== TESTO ESTRATTO ==

Così scrive una madre che ci ha contattato su Facebook e che proteggiamo con la privacy. Un messaggio importante, accorato e con un fondo di speranza, nonostante tutto. Stiamo raccontando le storie dei ragazzi di Palermo, e delle loro famiglie, nell’abisso delle dipendenze. Giulio Zavatteri, ucciso da un’overdose, a diciannove anni. Diego Mancuso, precipitato anche lui nell’imbuto del crack, amico di Giulio, morto pochi mesi dopo. E adesso la testimonianza di una mamma.

“Io mi ero data un termine, una data sul calendario, e quando quel giorno è arrivato, ho smesso di aspettare le istituzioni e ho investito i nostri soldi, parecchi, per portare via mia figlia e inserirla in una comunità come dicevo io – racconta -. La storia è lunga, la distanza da Palermo parecchia, ma mia figlia adesso è ancora qui con noi. In un’altra città, ormai da cinque anni, dove tutta la famiglia si è trasferita, per ricominciare tutto e starle più vicina. Torniamo ogni tanto a Palermo ed io ritorno in una città che non riconosco più come mia. Una città allo sbando, piena di gente allo sbando”.

===
== RECORD FORNITI ==

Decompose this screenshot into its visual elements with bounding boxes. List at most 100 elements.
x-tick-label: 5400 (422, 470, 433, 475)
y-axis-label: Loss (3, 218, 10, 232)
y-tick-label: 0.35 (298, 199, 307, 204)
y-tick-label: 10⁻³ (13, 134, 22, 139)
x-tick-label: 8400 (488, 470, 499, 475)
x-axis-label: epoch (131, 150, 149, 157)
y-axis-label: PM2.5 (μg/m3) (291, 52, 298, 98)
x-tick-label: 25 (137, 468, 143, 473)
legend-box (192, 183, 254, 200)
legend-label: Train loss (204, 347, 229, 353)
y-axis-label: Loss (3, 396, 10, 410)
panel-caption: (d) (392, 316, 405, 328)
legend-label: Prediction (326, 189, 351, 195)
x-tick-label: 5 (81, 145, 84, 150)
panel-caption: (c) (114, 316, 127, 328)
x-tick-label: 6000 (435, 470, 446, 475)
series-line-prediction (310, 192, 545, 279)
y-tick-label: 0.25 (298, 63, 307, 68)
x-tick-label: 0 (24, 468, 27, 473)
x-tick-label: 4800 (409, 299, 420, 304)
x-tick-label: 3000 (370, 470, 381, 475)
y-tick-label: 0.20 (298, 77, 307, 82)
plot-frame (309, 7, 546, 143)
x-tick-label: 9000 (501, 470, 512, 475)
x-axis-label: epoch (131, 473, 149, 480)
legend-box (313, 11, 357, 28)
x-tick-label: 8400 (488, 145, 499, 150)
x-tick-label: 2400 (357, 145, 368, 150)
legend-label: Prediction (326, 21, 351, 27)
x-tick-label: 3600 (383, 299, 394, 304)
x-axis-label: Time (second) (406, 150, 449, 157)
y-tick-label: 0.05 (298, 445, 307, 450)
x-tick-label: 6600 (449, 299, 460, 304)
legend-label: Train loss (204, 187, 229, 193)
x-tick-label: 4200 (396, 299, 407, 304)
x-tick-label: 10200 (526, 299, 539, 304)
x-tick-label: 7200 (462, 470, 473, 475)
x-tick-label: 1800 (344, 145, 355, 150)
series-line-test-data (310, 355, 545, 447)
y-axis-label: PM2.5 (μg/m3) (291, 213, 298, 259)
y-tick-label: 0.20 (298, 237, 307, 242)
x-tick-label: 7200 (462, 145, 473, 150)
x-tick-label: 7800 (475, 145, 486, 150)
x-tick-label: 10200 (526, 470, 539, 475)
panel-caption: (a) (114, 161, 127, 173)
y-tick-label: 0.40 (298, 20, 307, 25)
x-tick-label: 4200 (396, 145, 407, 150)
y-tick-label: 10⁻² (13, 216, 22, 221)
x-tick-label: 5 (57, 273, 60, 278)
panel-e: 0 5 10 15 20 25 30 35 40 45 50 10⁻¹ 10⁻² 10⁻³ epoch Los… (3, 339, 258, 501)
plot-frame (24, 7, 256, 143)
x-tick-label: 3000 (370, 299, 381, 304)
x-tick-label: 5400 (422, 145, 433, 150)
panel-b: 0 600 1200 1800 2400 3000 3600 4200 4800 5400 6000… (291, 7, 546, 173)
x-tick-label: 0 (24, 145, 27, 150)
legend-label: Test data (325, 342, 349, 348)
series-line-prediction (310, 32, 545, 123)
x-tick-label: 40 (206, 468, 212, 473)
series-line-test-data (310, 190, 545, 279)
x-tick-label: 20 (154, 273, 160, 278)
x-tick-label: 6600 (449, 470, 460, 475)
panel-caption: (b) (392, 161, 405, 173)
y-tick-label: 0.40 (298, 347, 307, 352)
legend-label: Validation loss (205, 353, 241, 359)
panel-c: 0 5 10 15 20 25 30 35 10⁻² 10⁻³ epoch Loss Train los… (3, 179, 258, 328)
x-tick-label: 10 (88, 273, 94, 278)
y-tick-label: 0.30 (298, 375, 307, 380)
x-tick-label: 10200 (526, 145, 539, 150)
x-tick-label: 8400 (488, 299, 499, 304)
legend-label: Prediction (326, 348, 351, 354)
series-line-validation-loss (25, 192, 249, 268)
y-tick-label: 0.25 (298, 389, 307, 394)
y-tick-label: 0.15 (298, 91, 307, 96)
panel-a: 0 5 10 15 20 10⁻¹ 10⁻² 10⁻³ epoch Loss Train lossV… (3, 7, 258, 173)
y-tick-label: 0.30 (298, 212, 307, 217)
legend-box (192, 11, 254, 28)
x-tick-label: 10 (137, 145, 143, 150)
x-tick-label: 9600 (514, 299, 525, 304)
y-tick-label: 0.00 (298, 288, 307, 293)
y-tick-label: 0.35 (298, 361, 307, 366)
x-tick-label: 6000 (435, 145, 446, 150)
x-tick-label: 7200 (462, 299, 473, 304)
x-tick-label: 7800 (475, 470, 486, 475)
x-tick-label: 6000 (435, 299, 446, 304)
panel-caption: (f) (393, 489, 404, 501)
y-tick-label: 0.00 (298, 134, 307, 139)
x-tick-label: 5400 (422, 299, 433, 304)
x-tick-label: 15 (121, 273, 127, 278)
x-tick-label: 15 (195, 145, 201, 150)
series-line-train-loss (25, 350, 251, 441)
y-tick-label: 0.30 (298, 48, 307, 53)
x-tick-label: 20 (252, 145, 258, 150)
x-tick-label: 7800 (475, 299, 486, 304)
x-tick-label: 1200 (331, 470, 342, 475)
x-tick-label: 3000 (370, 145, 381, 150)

===

RICHIESTE:
[A] Secondo il testo estratto, da quanti anni la figlia della madre vive in un'altra città?
[B] Per favore, trascrivi dal testo estratto il passo che va da "Così scrive una" fino a "di una mamma.".
I record sono materiale a sé, distinto dal testo estratto.

SOLUZIONI IN ORDINE:
[A] Da cinque anni.

[B]
Così scrive una madre che ci ha contattato su Facebook e che proteggiamo con la privacy. Un messaggio importante, accorato e con un fondo di speranza, nonostante tutto. Stiamo raccontando le storie dei ragazzi di Palermo, e delle loro famiglie, nell’abisso delle dipendenze. Giulio Zavatteri, ucciso da un’overdose, a diciannove anni. Diego Mancuso, precipitato anche lui nell’imbuto del crack, amico di Giulio, morto pochi mesi dopo. E adesso la testimonianza di una mamma.